- **Instruction**
Repeat the material exactly, every line of it.
▼
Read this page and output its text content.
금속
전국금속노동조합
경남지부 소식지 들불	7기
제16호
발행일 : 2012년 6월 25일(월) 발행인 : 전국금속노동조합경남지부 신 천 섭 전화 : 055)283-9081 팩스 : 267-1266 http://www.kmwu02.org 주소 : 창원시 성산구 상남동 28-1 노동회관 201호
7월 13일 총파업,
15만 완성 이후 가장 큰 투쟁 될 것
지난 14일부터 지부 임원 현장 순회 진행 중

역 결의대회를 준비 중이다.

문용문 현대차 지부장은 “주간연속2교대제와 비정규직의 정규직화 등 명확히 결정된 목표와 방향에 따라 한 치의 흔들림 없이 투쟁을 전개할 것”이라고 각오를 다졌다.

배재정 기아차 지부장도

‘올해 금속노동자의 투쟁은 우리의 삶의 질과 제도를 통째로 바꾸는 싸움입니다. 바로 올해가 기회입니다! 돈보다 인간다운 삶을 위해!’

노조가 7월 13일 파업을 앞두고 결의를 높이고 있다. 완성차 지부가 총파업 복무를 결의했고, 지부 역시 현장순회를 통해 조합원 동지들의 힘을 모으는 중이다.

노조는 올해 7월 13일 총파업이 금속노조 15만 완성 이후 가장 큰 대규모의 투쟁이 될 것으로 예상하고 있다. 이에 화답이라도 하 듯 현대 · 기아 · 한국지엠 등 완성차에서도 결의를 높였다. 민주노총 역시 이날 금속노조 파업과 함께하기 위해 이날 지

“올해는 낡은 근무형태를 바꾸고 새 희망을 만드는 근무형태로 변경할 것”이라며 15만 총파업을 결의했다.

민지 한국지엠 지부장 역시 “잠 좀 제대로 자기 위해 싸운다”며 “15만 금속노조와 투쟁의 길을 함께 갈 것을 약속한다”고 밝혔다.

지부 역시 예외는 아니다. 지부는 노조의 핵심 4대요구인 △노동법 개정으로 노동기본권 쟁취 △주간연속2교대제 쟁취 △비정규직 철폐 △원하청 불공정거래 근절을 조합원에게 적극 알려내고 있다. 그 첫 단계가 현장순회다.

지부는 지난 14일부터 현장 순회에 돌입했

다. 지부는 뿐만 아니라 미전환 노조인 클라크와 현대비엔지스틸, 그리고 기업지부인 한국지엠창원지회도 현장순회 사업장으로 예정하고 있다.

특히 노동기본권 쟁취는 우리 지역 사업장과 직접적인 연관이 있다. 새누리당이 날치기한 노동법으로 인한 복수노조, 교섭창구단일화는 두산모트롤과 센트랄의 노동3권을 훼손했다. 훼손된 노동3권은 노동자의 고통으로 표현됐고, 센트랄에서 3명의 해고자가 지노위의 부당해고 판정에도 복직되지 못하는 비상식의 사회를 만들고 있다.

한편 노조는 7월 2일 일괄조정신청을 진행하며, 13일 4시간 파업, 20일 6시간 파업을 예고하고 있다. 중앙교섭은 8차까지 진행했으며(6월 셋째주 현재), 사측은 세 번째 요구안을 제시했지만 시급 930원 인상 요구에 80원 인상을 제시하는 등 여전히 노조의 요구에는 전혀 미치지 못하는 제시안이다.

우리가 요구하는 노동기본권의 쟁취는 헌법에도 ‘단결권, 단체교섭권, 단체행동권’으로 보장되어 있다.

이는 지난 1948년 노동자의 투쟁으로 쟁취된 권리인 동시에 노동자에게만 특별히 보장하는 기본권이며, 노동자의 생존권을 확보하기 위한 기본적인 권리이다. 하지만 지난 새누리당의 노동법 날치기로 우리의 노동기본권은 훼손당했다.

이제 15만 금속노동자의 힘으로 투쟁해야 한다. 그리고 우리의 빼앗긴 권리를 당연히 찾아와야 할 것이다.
▲
- **The response**
Read this page and output its text content.
금속
전국금속노동조합
경남지부 소식지 들불	7기
제16호
발행일 : 2012년 6월 25일(월) 발행인 : 전국금속노동조합경남지부 신 천 섭 전화 : 055)283-9081 팩스 : 267-1266 http://www.kmwu02.org 주소 : 창원시 성산구 상남동 28-1 노동회관 201호
7월 13일 총파업,
15만 완성 이후 가장 큰 투쟁 될 것
지난 14일부터 지부 임원 현장 순회 진행 중

역 결의대회를 준비 중이다.

문용문 현대차 지부장은 “주간연속2교대제와 비정규직의 정규직화 등 명확히 결정된 목표와 방향에 따라 한 치의 흔들림 없이 투쟁을 전개할 것”이라고 각오를 다졌다.

배재정 기아차 지부장도

‘올해 금속노동자의 투쟁은 우리의 삶의 질과 제도를 통째로 바꾸는 싸움입니다. 바로 올해가 기회입니다! 돈보다 인간다운 삶을 위해!’

노조가 7월 13일 파업을 앞두고 결의를 높이고 있다. 완성차 지부가 총파업 복무를 결의했고, 지부 역시 현장순회를 통해 조합원 동지들의 힘을 모으는 중이다.

노조는 올해 7월 13일 총파업이 금속노조 15만 완성 이후 가장 큰 대규모의 투쟁이 될 것으로 예상하고 있다. 이에 화답이라도 하 듯 현대 · 기아 · 한국지엠 등 완성차에서도 결의를 높였다. 민주노총 역시 이날 금속노조 파업과 함께하기 위해 이날 지

“올해는 낡은 근무형태를 바꾸고 새 희망을 만드는 근무형태로 변경할 것”이라며 15만 총파업을 결의했다.

민지 한국지엠 지부장 역시 “잠 좀 제대로 자기 위해 싸운다”며 “15만 금속노조와 투쟁의 길을 함께 갈 것을 약속한다”고 밝혔다.

지부 역시 예외는 아니다. 지부는 노조의 핵심 4대요구인 △노동법 개정으로 노동기본권 쟁취 △주간연속2교대제 쟁취 △비정규직 철폐 △원하청 불공정거래 근절을 조합원에게 적극 알려내고 있다. 그 첫 단계가 현장순회다.

지부는 지난 14일부터 현장 순회에 돌입했

다. 지부는 뿐만 아니라 미전환 노조인 클라크와 현대비엔지스틸, 그리고 기업지부인 한국지엠창원지회도 현장순회 사업장으로 예정하고 있다.

특히 노동기본권 쟁취는 우리 지역 사업장과 직접적인 연관이 있다. 새누리당이 날치기한 노동법으로 인한 복수노조, 교섭창구단일화는 두산모트롤과 센트랄의 노동3권을 훼손했다. 훼손된 노동3권은 노동자의 고통으로 표현됐고, 센트랄에서 3명의 해고자가 지노위의 부당해고 판정에도 복직되지 못하는 비상식의 사회를 만들고 있다.

한편 노조는 7월 2일 일괄조정신청을 진행하며, 13일 4시간 파업, 20일 6시간 파업을 예고하고 있다. 중앙교섭은 8차까지 진행했으며(6월 셋째주 현재), 사측은 세 번째 요구안을 제시했지만 시급 930원 인상 요구에 80원 인상을 제시하는 등 여전히 노조의 요구에는 전혀 미치지 못하는 제시안이다.

우리가 요구하는 노동기본권의 쟁취는 헌법에도 ‘단결권, 단체교섭권, 단체행동권’으로 보장되어 있다.

이는 지난 1948년 노동자의 투쟁으로 쟁취된 권리인 동시에 노동자에게만 특별히 보장하는 기본권이며, 노동자의 생존권을 확보하기 위한 기본적인 권리이다. 하지만 지난 새누리당의 노동법 날치기로 우리의 노동기본권은 훼손당했다.

이제 15만 금속노동자의 힘으로 투쟁해야 한다. 그리고 우리의 빼앗긴 권리를 당연히 찾아와야 할 것이다.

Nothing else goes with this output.